--- AVAILABLE DATA ---

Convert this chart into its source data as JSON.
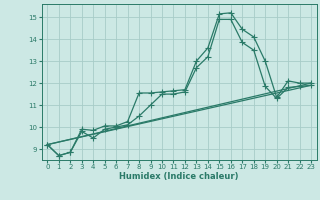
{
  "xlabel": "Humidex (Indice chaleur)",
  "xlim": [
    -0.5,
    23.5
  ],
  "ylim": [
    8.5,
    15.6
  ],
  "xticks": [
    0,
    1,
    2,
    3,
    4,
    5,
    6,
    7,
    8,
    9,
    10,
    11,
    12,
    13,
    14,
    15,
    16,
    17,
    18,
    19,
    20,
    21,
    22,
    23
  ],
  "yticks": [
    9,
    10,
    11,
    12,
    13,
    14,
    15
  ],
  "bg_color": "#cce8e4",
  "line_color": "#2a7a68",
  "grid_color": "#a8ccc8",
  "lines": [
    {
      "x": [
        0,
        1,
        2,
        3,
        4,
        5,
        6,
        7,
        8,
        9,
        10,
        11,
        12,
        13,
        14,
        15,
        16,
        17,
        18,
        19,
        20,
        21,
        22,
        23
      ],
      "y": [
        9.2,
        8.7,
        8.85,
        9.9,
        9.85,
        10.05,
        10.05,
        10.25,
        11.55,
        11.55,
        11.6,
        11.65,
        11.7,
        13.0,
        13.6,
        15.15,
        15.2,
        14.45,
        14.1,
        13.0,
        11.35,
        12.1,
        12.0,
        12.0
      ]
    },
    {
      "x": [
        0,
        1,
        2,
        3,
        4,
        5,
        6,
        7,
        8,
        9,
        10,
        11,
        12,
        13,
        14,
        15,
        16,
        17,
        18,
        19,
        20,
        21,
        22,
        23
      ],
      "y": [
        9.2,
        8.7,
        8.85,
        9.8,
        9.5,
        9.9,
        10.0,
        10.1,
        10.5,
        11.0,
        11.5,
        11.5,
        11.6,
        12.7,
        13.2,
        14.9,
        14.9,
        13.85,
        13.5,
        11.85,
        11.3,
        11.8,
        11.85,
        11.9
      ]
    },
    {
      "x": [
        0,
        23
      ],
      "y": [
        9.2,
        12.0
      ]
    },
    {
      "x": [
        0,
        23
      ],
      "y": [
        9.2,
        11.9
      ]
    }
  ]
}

---

JOB:
Without the pictures, restate all of the entries above verbatim.

PROBLEM SOLUTION:
Convert this chart into its source data as JSON.
{
  "xlabel": "Humidex (Indice chaleur)",
  "xlim": [
    -0.5,
    23.5
  ],
  "ylim": [
    8.5,
    15.6
  ],
  "xticks": [
    0,
    1,
    2,
    3,
    4,
    5,
    6,
    7,
    8,
    9,
    10,
    11,
    12,
    13,
    14,
    15,
    16,
    17,
    18,
    19,
    20,
    21,
    22,
    23
  ],
  "yticks": [
    9,
    10,
    11,
    12,
    13,
    14,
    15
  ],
  "bg_color": "#cce8e4",
  "line_color": "#2a7a68",
  "grid_color": "#a8ccc8",
  "lines": [
    {
      "x": [
        0,
        1,
        2,
        3,
        4,
        5,
        6,
        7,
        8,
        9,
        10,
        11,
        12,
        13,
        14,
        15,
        16,
        17,
        18,
        19,
        20,
        21,
        22,
        23
      ],
      "y": [
        9.2,
        8.7,
        8.85,
        9.9,
        9.85,
        10.05,
        10.05,
        10.25,
        11.55,
        11.55,
        11.6,
        11.65,
        11.7,
        13.0,
        13.6,
        15.15,
        15.2,
        14.45,
        14.1,
        13.0,
        11.35,
        12.1,
        12.0,
        12.0
      ]
    },
    {
      "x": [
        0,
        1,
        2,
        3,
        4,
        5,
        6,
        7,
        8,
        9,
        10,
        11,
        12,
        13,
        14,
        15,
        16,
        17,
        18,
        19,
        20,
        21,
        22,
        23
      ],
      "y": [
        9.2,
        8.7,
        8.85,
        9.8,
        9.5,
        9.9,
        10.0,
        10.1,
        10.5,
        11.0,
        11.5,
        11.5,
        11.6,
        12.7,
        13.2,
        14.9,
        14.9,
        13.85,
        13.5,
        11.85,
        11.3,
        11.8,
        11.85,
        11.9
      ]
    },
    {
      "x": [
        0,
        23
      ],
      "y": [
        9.2,
        12.0
      ]
    },
    {
      "x": [
        0,
        23
      ],
      "y": [
        9.2,
        11.9
      ]
    }
  ]
}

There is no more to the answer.